**Goal of the exercise**:
Repeat, exactly and in full, the lines of the listing below, but without any pictures.

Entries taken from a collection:
########################################
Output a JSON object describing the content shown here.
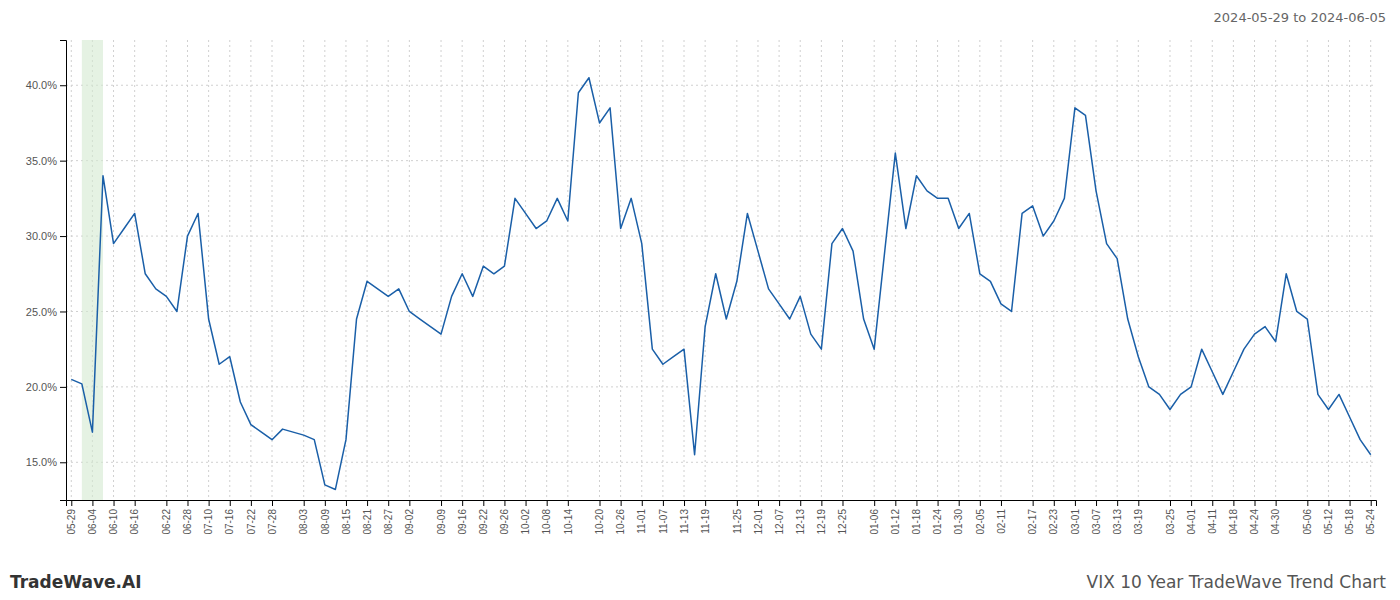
{
  "chart_data": {
    "type": "line",
    "title": "VIX 10 Year TradeWave Trend Chart",
    "subtitle": "2024-05-29 to 2024-06-05",
    "annotations": [
      "TradeWave.AI"
    ],
    "color": "#1a5fa8",
    "grid": true,
    "ylim": [
      12.5,
      43.0
    ],
    "yticks": [
      {
        "value": 15.0,
        "label": "15.0%"
      },
      {
        "value": 20.0,
        "label": "20.0%"
      },
      {
        "value": 25.0,
        "label": "25.0%"
      },
      {
        "value": 30.0,
        "label": "30.0%"
      },
      {
        "value": 35.0,
        "label": "35.0%"
      },
      {
        "value": 40.0,
        "label": "40.0%"
      }
    ],
    "highlight": {
      "x": [
        1,
        3
      ],
      "color": "#d4ead0"
    },
    "categories": [
      "05-29",
      null,
      "06-04",
      null,
      "06-10",
      null,
      "06-16",
      null,
      null,
      "06-22",
      null,
      "06-28",
      null,
      "07-10",
      null,
      "07-16",
      null,
      "07-22",
      null,
      "07-28",
      null,
      null,
      "08-03",
      null,
      "08-09",
      null,
      "08-15",
      null,
      "08-21",
      null,
      "08-27",
      null,
      "09-02",
      null,
      null,
      "09-09",
      null,
      "09-16",
      null,
      "09-22",
      null,
      "09-26",
      null,
      "10-02",
      null,
      "10-08",
      null,
      "10-14",
      null,
      null,
      "10-20",
      null,
      "10-26",
      null,
      "11-01",
      null,
      "11-07",
      null,
      "11-13",
      null,
      "11-19",
      null,
      null,
      "11-25",
      null,
      "12-01",
      null,
      "12-07",
      null,
      "12-13",
      null,
      "12-19",
      null,
      "12-25",
      null,
      null,
      "01-06",
      null,
      "01-12",
      null,
      "01-18",
      null,
      "01-24",
      null,
      "01-30",
      null,
      "02-05",
      null,
      "02-11",
      null,
      null,
      "02-17",
      null,
      "02-23",
      null,
      "03-01",
      null,
      "03-07",
      null,
      "03-13",
      null,
      "03-19",
      null,
      null,
      "03-25",
      null,
      "04-01",
      null,
      "04-11",
      null,
      "04-18",
      null,
      "04-24",
      null,
      "04-30",
      null,
      null,
      "05-06",
      null,
      "05-12",
      null,
      "05-18",
      null,
      "05-24"
    ],
    "values": [
      20.5,
      20.2,
      17.0,
      34.0,
      29.5,
      30.5,
      31.5,
      27.5,
      26.5,
      26.0,
      25.0,
      30.0,
      31.5,
      24.5,
      21.5,
      22.0,
      19.0,
      17.5,
      17.0,
      16.5,
      17.2,
      17.0,
      16.8,
      16.5,
      13.5,
      13.2,
      16.5,
      24.5,
      27.0,
      26.5,
      26.0,
      26.5,
      25.0,
      24.5,
      24.0,
      23.5,
      26.0,
      27.5,
      26.0,
      28.0,
      27.5,
      28.0,
      32.5,
      31.5,
      30.5,
      31.0,
      32.5,
      31.0,
      39.5,
      40.5,
      37.5,
      38.5,
      30.5,
      32.5,
      29.5,
      22.5,
      21.5,
      22.0,
      22.5,
      15.5,
      24.0,
      27.5,
      24.5,
      27.0,
      31.5,
      29.0,
      26.5,
      25.5,
      24.5,
      26.0,
      23.5,
      22.5,
      29.5,
      30.5,
      29.0,
      24.5,
      22.5,
      29.0,
      35.5,
      30.5,
      34.0,
      33.0,
      32.5,
      32.5,
      30.5,
      31.5,
      27.5,
      27.0,
      25.5,
      25.0,
      31.5,
      32.0,
      30.0,
      31.0,
      32.5,
      38.5,
      38.0,
      33.0,
      29.5,
      28.5,
      24.5,
      22.0,
      20.0,
      19.5,
      18.5,
      19.5,
      20.0,
      22.5,
      21.0,
      19.5,
      21.0,
      22.5,
      23.5,
      24.0,
      23.0,
      27.5,
      25.0,
      24.5,
      19.5,
      18.5,
      19.5,
      18.0,
      16.5,
      15.5
    ]
  }
}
########################################
**Answer to this exercise**:
Output a JSON object describing the content shown here.
{
  "chart_data": {
    "type": "line",
    "title": "VIX 10 Year TradeWave Trend Chart",
    "subtitle": "2024-05-29 to 2024-06-05",
    "annotations": [
      "TradeWave.AI"
    ],
    "color": "#1a5fa8",
    "grid": true,
    "ylim": [
      12.5,
      43.0
    ],
    "yticks": [
      {
        "value": 15.0,
        "label": "15.0%"
      },
      {
        "value": 20.0,
        "label": "20.0%"
      },
      {
        "value": 25.0,
        "label": "25.0%"
      },
      {
        "value": 30.0,
        "label": "30.0%"
      },
      {
        "value": 35.0,
        "label": "35.0%"
      },
      {
        "value": 40.0,
        "label": "40.0%"
      }
    ],
    "highlight": {
      "x": [
        1,
        3
      ],
      "color": "#d4ead0"
    },
    "categories": [
      "05-29",
      null,
      "06-04",
      null,
      "06-10",
      null,
      "06-16",
      null,
      null,
      "06-22",
      null,
      "06-28",
      null,
      "07-10",
      null,
      "07-16",
      null,
      "07-22",
      null,
      "07-28",
      null,
      null,
      "08-03",
      null,
      "08-09",
      null,
      "08-15",
      null,
      "08-21",
      null,
      "08-27",
      null,
      "09-02",
      null,
      null,
      "09-09",
      null,
      "09-16",
      null,
      "09-22",
      null,
      "09-26",
      null,
      "10-02",
      null,
      "10-08",
      null,
      "10-14",
      null,
      null,
      "10-20",
      null,
      "10-26",
      null,
      "11-01",
      null,
      "11-07",
      null,
      "11-13",
      null,
      "11-19",
      null,
      null,
      "11-25",
      null,
      "12-01",
      null,
      "12-07",
      null,
      "12-13",
      null,
      "12-19",
      null,
      "12-25",
      null,
      null,
      "01-06",
      null,
      "01-12",
      null,
      "01-18",
      null,
      "01-24",
      null,
      "01-30",
      null,
      "02-05",
      null,
      "02-11",
      null,
      null,
      "02-17",
      null,
      "02-23",
      null,
      "03-01",
      null,
      "03-07",
      null,
      "03-13",
      null,
      "03-19",
      null,
      null,
      "03-25",
      null,
      "04-01",
      null,
      "04-11",
      null,
      "04-18",
      null,
      "04-24",
      null,
      "04-30",
      null,
      null,
      "05-06",
      null,
      "05-12",
      null,
      "05-18",
      null,
      "05-24"
    ],
    "values": [
      20.5,
      20.2,
      17.0,
      34.0,
      29.5,
      30.5,
      31.5,
      27.5,
      26.5,
      26.0,
      25.0,
      30.0,
      31.5,
      24.5,
      21.5,
      22.0,
      19.0,
      17.5,
      17.0,
      16.5,
      17.2,
      17.0,
      16.8,
      16.5,
      13.5,
      13.2,
      16.5,
      24.5,
      27.0,
      26.5,
      26.0,
      26.5,
      25.0,
      24.5,
      24.0,
      23.5,
      26.0,
      27.5,
      26.0,
      28.0,
      27.5,
      28.0,
      32.5,
      31.5,
      30.5,
      31.0,
      32.5,
      31.0,
      39.5,
      40.5,
      37.5,
      38.5,
      30.5,
      32.5,
      29.5,
      22.5,
      21.5,
      22.0,
      22.5,
      15.5,
      24.0,
      27.5,
      24.5,
      27.0,
      31.5,
      29.0,
      26.5,
      25.5,
      24.5,
      26.0,
      23.5,
      22.5,
      29.5,
      30.5,
      29.0,
      24.5,
      22.5,
      29.0,
      35.5,
      30.5,
      34.0,
      33.0,
      32.5,
      32.5,
      30.5,
      31.5,
      27.5,
      27.0,
      25.5,
      25.0,
      31.5,
      32.0,
      30.0,
      31.0,
      32.5,
      38.5,
      38.0,
      33.0,
      29.5,
      28.5,
      24.5,
      22.0,
      20.0,
      19.5,
      18.5,
      19.5,
      20.0,
      22.5,
      21.0,
      19.5,
      21.0,
      22.5,
      23.5,
      24.0,
      23.0,
      27.5,
      25.0,
      24.5,
      19.5,
      18.5,
      19.5,
      18.0,
      16.5,
      15.5
    ]
  }
}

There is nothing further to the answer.